▶ [Consigne]: Reprenez l'entretien de Heydar Aliyev avec la délégation du Haut Commissariat pour les Réfugiés à la suite de sa dernière phrase.

▶ [Extrait du texte]:
※ ※ ※

Entretien de Heydar Aliyev, Président de la République d`Azerbaidjan avec Monsieur Anne-Willem Baylaveld, Directeur du Bureaud`Europe du Haut Commissariat pour les Réfugiés de l`ONU, lors de l`accueil des Délégués-résidents travaillant dans les pays de l`Europe de l`Est du Haut Commissariat - Palais présidentiel, le 18 mars 1999


Heydar Aliyev: Chers invités, je vous salue. Soyez les bienvenus en Azerbaïdjan, dans notre pays. C`est un plaisir de voir la nombreuse délégation de l`Organisation des Nations Unies.

※ ※ ※

▶ [Données fournies]:
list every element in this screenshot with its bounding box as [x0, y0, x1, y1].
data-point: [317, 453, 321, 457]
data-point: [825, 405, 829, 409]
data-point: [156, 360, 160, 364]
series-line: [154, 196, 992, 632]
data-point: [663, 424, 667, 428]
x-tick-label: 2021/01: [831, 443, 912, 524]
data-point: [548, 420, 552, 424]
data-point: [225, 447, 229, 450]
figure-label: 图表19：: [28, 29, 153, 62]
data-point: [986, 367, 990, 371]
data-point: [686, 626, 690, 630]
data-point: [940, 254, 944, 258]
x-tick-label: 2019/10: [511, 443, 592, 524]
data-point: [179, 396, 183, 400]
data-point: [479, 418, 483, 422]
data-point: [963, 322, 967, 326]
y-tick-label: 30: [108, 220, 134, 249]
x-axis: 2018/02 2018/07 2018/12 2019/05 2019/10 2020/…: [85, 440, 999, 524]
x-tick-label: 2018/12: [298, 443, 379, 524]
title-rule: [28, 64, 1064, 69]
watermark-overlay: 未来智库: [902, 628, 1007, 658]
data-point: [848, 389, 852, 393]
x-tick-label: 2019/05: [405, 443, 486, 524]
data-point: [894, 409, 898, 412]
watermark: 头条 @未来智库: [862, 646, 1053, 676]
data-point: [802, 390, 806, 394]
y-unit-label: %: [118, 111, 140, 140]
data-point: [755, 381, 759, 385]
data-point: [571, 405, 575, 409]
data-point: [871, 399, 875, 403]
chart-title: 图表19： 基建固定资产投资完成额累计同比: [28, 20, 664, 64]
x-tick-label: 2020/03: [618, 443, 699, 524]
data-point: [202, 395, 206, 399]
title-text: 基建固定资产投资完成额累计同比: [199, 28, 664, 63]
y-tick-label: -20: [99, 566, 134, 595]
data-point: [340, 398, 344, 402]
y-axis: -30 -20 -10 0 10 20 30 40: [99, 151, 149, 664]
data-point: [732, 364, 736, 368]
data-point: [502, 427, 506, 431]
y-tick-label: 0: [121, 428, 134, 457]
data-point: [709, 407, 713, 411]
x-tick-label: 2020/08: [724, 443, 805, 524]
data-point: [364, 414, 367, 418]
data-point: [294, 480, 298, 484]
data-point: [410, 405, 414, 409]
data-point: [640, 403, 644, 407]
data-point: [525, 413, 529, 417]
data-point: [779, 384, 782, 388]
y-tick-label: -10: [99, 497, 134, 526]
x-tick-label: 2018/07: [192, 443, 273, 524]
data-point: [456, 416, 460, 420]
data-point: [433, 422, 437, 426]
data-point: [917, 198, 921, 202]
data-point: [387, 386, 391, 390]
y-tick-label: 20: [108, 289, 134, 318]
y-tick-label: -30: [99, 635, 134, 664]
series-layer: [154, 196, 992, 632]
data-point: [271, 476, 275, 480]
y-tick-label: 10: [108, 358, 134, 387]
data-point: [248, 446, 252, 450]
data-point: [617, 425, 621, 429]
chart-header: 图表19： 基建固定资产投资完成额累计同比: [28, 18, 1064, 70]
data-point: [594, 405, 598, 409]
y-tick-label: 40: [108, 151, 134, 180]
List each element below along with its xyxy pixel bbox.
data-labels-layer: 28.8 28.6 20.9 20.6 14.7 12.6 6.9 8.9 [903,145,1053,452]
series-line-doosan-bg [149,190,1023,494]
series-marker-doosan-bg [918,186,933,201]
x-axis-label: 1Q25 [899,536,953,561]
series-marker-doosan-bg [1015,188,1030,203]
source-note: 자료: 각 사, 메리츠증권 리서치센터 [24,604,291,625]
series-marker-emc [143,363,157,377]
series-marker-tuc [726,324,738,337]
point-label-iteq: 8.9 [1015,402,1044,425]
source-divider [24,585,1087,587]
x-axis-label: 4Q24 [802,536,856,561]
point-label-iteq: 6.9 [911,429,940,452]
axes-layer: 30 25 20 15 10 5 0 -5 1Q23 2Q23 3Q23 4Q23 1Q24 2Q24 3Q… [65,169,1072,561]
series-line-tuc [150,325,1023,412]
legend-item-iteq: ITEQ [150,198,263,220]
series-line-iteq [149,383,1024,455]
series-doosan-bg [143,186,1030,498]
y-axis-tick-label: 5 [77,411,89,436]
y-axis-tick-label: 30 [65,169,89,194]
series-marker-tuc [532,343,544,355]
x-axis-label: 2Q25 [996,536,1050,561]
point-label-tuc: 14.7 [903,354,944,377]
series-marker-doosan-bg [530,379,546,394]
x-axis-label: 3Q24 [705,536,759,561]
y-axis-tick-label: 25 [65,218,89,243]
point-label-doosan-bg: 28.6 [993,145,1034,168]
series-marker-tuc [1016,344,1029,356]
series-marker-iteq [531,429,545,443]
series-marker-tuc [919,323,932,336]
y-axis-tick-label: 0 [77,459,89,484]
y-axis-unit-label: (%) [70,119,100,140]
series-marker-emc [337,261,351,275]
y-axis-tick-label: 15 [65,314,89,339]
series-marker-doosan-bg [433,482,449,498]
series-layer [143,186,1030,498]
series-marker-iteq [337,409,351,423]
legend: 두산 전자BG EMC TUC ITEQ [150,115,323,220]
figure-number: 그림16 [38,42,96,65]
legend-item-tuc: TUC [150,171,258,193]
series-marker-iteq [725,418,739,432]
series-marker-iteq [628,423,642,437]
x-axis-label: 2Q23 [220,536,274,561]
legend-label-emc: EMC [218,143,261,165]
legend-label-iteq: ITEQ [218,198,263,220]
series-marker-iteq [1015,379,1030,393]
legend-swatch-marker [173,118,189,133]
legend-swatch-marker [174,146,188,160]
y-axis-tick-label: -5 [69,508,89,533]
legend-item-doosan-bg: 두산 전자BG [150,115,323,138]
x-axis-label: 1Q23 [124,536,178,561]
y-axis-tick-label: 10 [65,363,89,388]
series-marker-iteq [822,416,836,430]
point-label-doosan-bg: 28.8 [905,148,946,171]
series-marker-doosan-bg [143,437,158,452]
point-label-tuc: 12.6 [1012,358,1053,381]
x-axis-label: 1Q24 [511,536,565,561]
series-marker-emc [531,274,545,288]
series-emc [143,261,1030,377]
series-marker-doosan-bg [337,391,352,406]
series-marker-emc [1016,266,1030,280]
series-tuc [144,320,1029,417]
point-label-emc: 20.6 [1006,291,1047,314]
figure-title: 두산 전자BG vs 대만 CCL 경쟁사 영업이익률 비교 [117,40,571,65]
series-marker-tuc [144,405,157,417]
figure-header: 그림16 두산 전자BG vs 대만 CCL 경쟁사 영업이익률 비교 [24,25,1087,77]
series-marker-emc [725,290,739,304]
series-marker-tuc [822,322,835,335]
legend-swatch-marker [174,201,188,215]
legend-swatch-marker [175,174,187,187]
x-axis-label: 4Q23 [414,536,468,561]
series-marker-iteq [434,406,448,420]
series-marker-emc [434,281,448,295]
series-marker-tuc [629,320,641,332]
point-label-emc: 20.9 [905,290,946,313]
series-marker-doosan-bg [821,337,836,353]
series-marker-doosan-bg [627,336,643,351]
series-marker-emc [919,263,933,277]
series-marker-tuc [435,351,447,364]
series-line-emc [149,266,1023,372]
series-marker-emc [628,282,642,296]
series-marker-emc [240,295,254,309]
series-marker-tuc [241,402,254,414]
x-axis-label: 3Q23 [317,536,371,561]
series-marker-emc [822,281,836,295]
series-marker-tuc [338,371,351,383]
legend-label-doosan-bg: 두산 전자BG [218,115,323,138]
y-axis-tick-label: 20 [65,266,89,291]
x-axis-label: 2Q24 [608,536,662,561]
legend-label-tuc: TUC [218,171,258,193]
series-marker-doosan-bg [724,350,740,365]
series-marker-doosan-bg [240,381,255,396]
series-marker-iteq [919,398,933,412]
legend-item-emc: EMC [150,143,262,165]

※ ※ ※

▶ [Réponse attendue]:
Nous essayons toujours de coopérer étroitement avec l`ONU et ses institutions. Nous entretenons une coopération étroite avec le représentant permanent de l`ONU en Azerbaïdjan. De nombreuses questions nous intéressent dans cette coopération avec l`ONU. Les questions des réfugiés, des déplacés sont prioritaires parmi elles. Parce que vous savez très bien qu`à la suite du conflit arméno-azerbaïdjanais plus d`un million de citoyens sont devenus des réfugiés. Cela est un de nos problèmes les plus difficiles. C`est pourquoi nous accordons une attention spéciale à ce domaine d`interventions et j`apprécie l`arrivée en Azerbaïdjan des représentants de l`ONU chargés de ces questions. Je crois que vous apprendrez à connaître de plus près la condition des réfugiés et des déplacés en Azerbaïdjan. Et moi, je peux vous aider à ce propos.

J`ai décidé d`aller dans un de ces camps de réfugiés. Je peux vous montrer leur condition moi-même. Je vous en prie, je vous écoute.

Anne-Willem Baylaveld: Monsieur le Président, je vous remercie d`avoir accueilli notre délégation à la veille de la fête de Novrouz. Permettez-moi de saisir cette occasion pour présenter, à vous et au peuple azerbaidjanais, mes meilleurs voeux à cette occasion.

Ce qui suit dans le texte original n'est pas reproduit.